■ **Material for the task**
>> Start

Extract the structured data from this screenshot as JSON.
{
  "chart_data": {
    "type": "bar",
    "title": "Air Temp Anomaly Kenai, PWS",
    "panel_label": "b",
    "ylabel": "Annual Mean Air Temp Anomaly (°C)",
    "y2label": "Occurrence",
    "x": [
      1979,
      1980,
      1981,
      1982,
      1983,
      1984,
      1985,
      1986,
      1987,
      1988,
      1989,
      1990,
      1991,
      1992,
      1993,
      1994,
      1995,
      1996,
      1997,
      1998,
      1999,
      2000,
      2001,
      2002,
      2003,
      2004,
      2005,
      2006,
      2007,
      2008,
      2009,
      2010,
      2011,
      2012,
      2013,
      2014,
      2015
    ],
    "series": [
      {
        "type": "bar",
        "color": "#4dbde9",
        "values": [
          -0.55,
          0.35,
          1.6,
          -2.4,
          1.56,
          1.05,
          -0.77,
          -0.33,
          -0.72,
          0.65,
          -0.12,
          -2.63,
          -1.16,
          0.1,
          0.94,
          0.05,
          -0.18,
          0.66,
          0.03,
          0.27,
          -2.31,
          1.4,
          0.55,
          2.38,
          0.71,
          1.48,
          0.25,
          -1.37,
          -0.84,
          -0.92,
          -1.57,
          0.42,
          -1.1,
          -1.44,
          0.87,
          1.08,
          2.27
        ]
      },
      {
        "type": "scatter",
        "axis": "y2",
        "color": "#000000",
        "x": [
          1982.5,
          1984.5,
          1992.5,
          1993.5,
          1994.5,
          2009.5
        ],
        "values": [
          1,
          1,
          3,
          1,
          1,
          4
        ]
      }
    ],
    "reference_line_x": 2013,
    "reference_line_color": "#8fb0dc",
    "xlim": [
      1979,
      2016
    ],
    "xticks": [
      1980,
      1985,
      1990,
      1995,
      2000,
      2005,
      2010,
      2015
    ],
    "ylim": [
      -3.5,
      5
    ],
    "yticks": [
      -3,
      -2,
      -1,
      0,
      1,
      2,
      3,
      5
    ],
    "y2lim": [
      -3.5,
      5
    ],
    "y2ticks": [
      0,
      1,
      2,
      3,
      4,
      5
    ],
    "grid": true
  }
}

>> End

■ **Problem details**
Using the material above, print every entry exactly as written.

■ **Written answer**
Extract the structured data from this screenshot as JSON.
{
  "chart_data": {
    "type": "bar",
    "title": "Air Temp Anomaly Kenai, PWS",
    "panel_label": "b",
    "ylabel": "Annual Mean Air Temp Anomaly (°C)",
    "y2label": "Occurrence",
    "x": [
      1979,
      1980,
      1981,
      1982,
      1983,
      1984,
      1985,
      1986,
      1987,
      1988,
      1989,
      1990,
      1991,
      1992,
      1993,
      1994,
      1995,
      1996,
      1997,
      1998,
      1999,
      2000,
      2001,
      2002,
      2003,
      2004,
      2005,
      2006,
      2007,
      2008,
      2009,
      2010,
      2011,
      2012,
      2013,
      2014,
      2015
    ],
    "series": [
      {
        "type": "bar",
        "color": "#4dbde9",
        "values": [
          -0.55,
          0.35,
          1.6,
          -2.4,
          1.56,
          1.05,
          -0.77,
          -0.33,
          -0.72,
          0.65,
          -0.12,
          -2.63,
          -1.16,
          0.1,
          0.94,
          0.05,
          -0.18,
          0.66,
          0.03,
          0.27,
          -2.31,
          1.4,
          0.55,
          2.38,
          0.71,
          1.48,
          0.25,
          -1.37,
          -0.84,
          -0.92,
          -1.57,
          0.42,
          -1.1,
          -1.44,
          0.87,
          1.08,
          2.27
        ]
      },
      {
        "type": "scatter",
        "axis": "y2",
        "color": "#000000",
        "x": [
          1982.5,
          1984.5,
          1992.5,
          1993.5,
          1994.5,
          2009.5
        ],
        "values": [
          1,
          1,
          3,
          1,
          1,
          4
        ]
      }
    ],
    "reference_line_x": 2013,
    "reference_line_color": "#8fb0dc",
    "xlim": [
      1979,
      2016
    ],
    "xticks": [
      1980,
      1985,
      1990,
      1995,
      2000,
      2005,
      2010,
      2015
    ],
    "ylim": [
      -3.5,
      5
    ],
    "yticks": [
      -3,
      -2,
      -1,
      0,
      1,
      2,
      3,
      5
    ],
    "y2lim": [
      -3.5,
      5
    ],
    "y2ticks": [
      0,
      1,
      2,
      3,
      4,
      5
    ],
    "grid": true
  }
}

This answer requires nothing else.